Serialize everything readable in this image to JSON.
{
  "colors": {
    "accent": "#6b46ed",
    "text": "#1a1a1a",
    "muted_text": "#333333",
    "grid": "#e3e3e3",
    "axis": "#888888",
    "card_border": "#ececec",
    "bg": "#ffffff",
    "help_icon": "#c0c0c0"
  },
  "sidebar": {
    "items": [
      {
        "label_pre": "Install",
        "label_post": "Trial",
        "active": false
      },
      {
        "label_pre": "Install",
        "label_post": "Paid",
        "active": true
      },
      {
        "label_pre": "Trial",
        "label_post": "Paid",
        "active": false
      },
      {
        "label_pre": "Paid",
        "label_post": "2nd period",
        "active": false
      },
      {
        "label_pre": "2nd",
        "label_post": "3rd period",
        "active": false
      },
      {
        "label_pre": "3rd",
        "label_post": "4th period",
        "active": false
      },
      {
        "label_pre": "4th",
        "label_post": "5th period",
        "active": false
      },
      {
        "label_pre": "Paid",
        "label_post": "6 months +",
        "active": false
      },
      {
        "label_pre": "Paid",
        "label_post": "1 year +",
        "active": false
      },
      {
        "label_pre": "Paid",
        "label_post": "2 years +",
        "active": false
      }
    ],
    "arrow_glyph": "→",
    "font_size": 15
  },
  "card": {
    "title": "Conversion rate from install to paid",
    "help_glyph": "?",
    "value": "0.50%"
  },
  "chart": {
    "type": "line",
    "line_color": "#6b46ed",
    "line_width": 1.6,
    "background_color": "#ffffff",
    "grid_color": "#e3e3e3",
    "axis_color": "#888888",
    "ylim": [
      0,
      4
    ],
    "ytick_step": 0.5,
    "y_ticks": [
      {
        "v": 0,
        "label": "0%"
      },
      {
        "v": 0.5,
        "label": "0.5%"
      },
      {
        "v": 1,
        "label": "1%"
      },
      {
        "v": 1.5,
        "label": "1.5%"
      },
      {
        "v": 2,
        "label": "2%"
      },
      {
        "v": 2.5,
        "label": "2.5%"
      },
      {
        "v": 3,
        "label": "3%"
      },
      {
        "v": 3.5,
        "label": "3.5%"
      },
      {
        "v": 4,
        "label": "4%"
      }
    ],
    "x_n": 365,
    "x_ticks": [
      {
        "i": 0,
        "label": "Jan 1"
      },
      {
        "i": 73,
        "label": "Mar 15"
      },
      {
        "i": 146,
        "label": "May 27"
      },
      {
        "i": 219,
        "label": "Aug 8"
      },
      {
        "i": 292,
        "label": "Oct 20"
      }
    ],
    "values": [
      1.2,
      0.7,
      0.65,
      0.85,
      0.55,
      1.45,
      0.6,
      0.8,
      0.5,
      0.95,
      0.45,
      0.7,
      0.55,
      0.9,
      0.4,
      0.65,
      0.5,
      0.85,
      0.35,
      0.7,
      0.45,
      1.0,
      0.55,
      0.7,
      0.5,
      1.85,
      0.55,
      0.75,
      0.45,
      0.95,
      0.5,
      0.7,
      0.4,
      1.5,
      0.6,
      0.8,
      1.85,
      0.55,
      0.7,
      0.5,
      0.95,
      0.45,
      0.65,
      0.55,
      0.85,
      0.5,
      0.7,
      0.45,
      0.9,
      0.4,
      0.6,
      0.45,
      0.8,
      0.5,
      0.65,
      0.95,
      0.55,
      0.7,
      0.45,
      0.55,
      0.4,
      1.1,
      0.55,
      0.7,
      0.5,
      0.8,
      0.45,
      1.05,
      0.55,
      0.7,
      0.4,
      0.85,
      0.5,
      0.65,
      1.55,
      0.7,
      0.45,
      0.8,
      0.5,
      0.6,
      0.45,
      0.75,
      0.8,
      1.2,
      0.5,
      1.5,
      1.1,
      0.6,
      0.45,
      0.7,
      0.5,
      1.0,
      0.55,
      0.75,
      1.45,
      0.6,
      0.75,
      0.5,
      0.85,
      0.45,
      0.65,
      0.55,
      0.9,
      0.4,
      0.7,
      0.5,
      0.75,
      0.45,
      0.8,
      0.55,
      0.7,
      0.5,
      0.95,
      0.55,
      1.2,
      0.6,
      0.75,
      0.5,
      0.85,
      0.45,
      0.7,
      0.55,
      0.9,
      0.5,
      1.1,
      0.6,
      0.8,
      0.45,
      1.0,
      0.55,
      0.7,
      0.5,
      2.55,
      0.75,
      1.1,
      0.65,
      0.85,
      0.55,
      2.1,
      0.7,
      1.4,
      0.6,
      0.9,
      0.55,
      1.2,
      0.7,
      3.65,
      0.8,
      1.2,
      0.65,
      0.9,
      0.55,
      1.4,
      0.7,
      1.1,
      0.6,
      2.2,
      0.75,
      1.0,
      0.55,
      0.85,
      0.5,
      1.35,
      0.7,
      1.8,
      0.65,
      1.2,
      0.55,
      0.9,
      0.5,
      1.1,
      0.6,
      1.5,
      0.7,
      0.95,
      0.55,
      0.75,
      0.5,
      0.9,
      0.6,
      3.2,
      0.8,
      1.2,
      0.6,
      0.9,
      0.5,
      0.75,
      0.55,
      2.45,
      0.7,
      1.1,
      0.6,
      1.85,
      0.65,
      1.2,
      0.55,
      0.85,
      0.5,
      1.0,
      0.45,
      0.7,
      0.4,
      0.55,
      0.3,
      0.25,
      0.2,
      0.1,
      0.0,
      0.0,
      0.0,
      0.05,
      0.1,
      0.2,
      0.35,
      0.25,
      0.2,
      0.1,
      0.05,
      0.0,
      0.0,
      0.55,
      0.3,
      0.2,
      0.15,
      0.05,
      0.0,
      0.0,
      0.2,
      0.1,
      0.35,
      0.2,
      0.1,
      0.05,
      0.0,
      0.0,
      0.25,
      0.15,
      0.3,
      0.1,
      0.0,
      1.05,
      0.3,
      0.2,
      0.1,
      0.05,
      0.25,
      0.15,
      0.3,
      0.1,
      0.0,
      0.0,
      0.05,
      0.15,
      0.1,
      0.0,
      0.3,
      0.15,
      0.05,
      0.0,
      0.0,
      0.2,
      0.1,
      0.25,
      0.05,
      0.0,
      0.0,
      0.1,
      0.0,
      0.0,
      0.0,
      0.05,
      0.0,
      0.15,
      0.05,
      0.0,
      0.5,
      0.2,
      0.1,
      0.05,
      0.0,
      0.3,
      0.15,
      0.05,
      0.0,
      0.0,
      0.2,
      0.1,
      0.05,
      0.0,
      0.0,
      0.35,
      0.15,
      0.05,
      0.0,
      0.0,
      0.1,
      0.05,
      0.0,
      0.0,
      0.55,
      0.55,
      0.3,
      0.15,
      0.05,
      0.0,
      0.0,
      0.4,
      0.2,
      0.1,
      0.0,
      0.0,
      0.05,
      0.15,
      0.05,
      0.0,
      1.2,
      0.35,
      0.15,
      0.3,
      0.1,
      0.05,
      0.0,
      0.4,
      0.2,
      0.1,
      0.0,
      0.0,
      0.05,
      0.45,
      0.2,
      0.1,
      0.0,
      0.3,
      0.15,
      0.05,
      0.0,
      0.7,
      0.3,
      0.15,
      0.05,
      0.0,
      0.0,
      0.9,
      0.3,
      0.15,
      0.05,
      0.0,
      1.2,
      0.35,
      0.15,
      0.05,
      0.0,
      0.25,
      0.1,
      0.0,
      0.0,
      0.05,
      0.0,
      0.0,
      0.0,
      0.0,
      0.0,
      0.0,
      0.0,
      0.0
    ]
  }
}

::::::::

▶ **Exercise task**: Reproduce the material exactly, with every line intact.

▶ **Result for this task**:
Serialize everything readable in this image to JSON.
{
  "colors": {
    "accent": "#6b46ed",
    "text": "#1a1a1a",
    "muted_text": "#333333",
    "grid": "#e3e3e3",
    "axis": "#888888",
    "card_border": "#ececec",
    "bg": "#ffffff",
    "help_icon": "#c0c0c0"
  },
  "sidebar": {
    "items": [
      {
        "label_pre": "Install",
        "label_post": "Trial",
        "active": false
      },
      {
        "label_pre": "Install",
        "label_post": "Paid",
        "active": true
      },
      {
        "label_pre": "Trial",
        "label_post": "Paid",
        "active": false
      },
      {
        "label_pre": "Paid",
        "label_post": "2nd period",
        "active": false
      },
      {
        "label_pre": "2nd",
        "label_post": "3rd period",
        "active": false
      },
      {
        "label_pre": "3rd",
        "label_post": "4th period",
        "active": false
      },
      {
        "label_pre": "4th",
        "label_post": "5th period",
        "active": false
      },
      {
        "label_pre": "Paid",
        "label_post": "6 months +",
        "active": false
      },
      {
        "label_pre": "Paid",
        "label_post": "1 year +",
        "active": false
      },
      {
        "label_pre": "Paid",
        "label_post": "2 years +",
        "active": false
      }
    ],
    "arrow_glyph": "→",
    "font_size": 15
  },
  "card": {
    "title": "Conversion rate from install to paid",
    "help_glyph": "?",
    "value": "0.50%"
  },
  "chart": {
    "type": "line",
    "line_color": "#6b46ed",
    "line_width": 1.6,
    "background_color": "#ffffff",
    "grid_color": "#e3e3e3",
    "axis_color": "#888888",
    "ylim": [
      0,
      4
    ],
    "ytick_step": 0.5,
    "y_ticks": [
      {
        "v": 0,
        "label": "0%"
      },
      {
        "v": 0.5,
        "label": "0.5%"
      },
      {
        "v": 1,
        "label": "1%"
      },
      {
        "v": 1.5,
        "label": "1.5%"
      },
      {
        "v": 2,
        "label": "2%"
      },
      {
        "v": 2.5,
        "label": "2.5%"
      },
      {
        "v": 3,
        "label": "3%"
      },
      {
        "v": 3.5,
        "label": "3.5%"
      },
      {
        "v": 4,
        "label": "4%"
      }
    ],
    "x_n": 365,
    "x_ticks": [
      {
        "i": 0,
        "label": "Jan 1"
      },
      {
        "i": 73,
        "label": "Mar 15"
      },
      {
        "i": 146,
        "label": "May 27"
      },
      {
        "i": 219,
        "label": "Aug 8"
      },
      {
        "i": 292,
        "label": "Oct 20"
      }
    ],
    "values": [
      1.2,
      0.7,
      0.65,
      0.85,
      0.55,
      1.45,
      0.6,
      0.8,
      0.5,
      0.95,
      0.45,
      0.7,
      0.55,
      0.9,
      0.4,
      0.65,
      0.5,
      0.85,
      0.35,
      0.7,
      0.45,
      1.0,
      0.55,
      0.7,
      0.5,
      1.85,
      0.55,
      0.75,
      0.45,
      0.95,
      0.5,
      0.7,
      0.4,
      1.5,
      0.6,
      0.8,
      1.85,
      0.55,
      0.7,
      0.5,
      0.95,
      0.45,
      0.65,
      0.55,
      0.85,
      0.5,
      0.7,
      0.45,
      0.9,
      0.4,
      0.6,
      0.45,
      0.8,
      0.5,
      0.65,
      0.95,
      0.55,
      0.7,
      0.45,
      0.55,
      0.4,
      1.1,
      0.55,
      0.7,
      0.5,
      0.8,
      0.45,
      1.05,
      0.55,
      0.7,
      0.4,
      0.85,
      0.5,
      0.65,
      1.55,
      0.7,
      0.45,
      0.8,
      0.5,
      0.6,
      0.45,
      0.75,
      0.8,
      1.2,
      0.5,
      1.5,
      1.1,
      0.6,
      0.45,
      0.7,
      0.5,
      1.0,
      0.55,
      0.75,
      1.45,
      0.6,
      0.75,
      0.5,
      0.85,
      0.45,
      0.65,
      0.55,
      0.9,
      0.4,
      0.7,
      0.5,
      0.75,
      0.45,
      0.8,
      0.55,
      0.7,
      0.5,
      0.95,
      0.55,
      1.2,
      0.6,
      0.75,
      0.5,
      0.85,
      0.45,
      0.7,
      0.55,
      0.9,
      0.5,
      1.1,
      0.6,
      0.8,
      0.45,
      1.0,
      0.55,
      0.7,
      0.5,
      2.55,
      0.75,
      1.1,
      0.65,
      0.85,
      0.55,
      2.1,
      0.7,
      1.4,
      0.6,
      0.9,
      0.55,
      1.2,
      0.7,
      3.65,
      0.8,
      1.2,
      0.65,
      0.9,
      0.55,
      1.4,
      0.7,
      1.1,
      0.6,
      2.2,
      0.75,
      1.0,
      0.55,
      0.85,
      0.5,
      1.35,
      0.7,
      1.8,
      0.65,
      1.2,
      0.55,
      0.9,
      0.5,
      1.1,
      0.6,
      1.5,
      0.7,
      0.95,
      0.55,
      0.75,
      0.5,
      0.9,
      0.6,
      3.2,
      0.8,
      1.2,
      0.6,
      0.9,
      0.5,
      0.75,
      0.55,
      2.45,
      0.7,
      1.1,
      0.6,
      1.85,
      0.65,
      1.2,
      0.55,
      0.85,
      0.5,
      1.0,
      0.45,
      0.7,
      0.4,
      0.55,
      0.3,
      0.25,
      0.2,
      0.1,
      0.0,
      0.0,
      0.0,
      0.05,
      0.1,
      0.2,
      0.35,
      0.25,
      0.2,
      0.1,
      0.05,
      0.0,
      0.0,
      0.55,
      0.3,
      0.2,
      0.15,
      0.05,
      0.0,
      0.0,
      0.2,
      0.1,
      0.35,
      0.2,
      0.1,
      0.05,
      0.0,
      0.0,
      0.25,
      0.15,
      0.3,
      0.1,
      0.0,
      1.05,
      0.3,
      0.2,
      0.1,
      0.05,
      0.25,
      0.15,
      0.3,
      0.1,
      0.0,
      0.0,
      0.05,
      0.15,
      0.1,
      0.0,
      0.3,
      0.15,
      0.05,
      0.0,
      0.0,
      0.2,
      0.1,
      0.25,
      0.05,
      0.0,
      0.0,
      0.1,
      0.0,
      0.0,
      0.0,
      0.05,
      0.0,
      0.15,
      0.05,
      0.0,
      0.5,
      0.2,
      0.1,
      0.05,
      0.0,
      0.3,
      0.15,
      0.05,
      0.0,
      0.0,
      0.2,
      0.1,
      0.05,
      0.0,
      0.0,
      0.35,
      0.15,
      0.05,
      0.0,
      0.0,
      0.1,
      0.05,
      0.0,
      0.0,
      0.55,
      0.55,
      0.3,
      0.15,
      0.05,
      0.0,
      0.0,
      0.4,
      0.2,
      0.1,
      0.0,
      0.0,
      0.05,
      0.15,
      0.05,
      0.0,
      1.2,
      0.35,
      0.15,
      0.3,
      0.1,
      0.05,
      0.0,
      0.4,
      0.2,
      0.1,
      0.0,
      0.0,
      0.05,
      0.45,
      0.2,
      0.1,
      0.0,
      0.3,
      0.15,
      0.05,
      0.0,
      0.7,
      0.3,
      0.15,
      0.05,
      0.0,
      0.0,
      0.9,
      0.3,
      0.15,
      0.05,
      0.0,
      1.2,
      0.35,
      0.15,
      0.05,
      0.0,
      0.25,
      0.1,
      0.0,
      0.0,
      0.05,
      0.0,
      0.0,
      0.0,
      0.0,
      0.0,
      0.0,
      0.0,
      0.0
    ]
  }
}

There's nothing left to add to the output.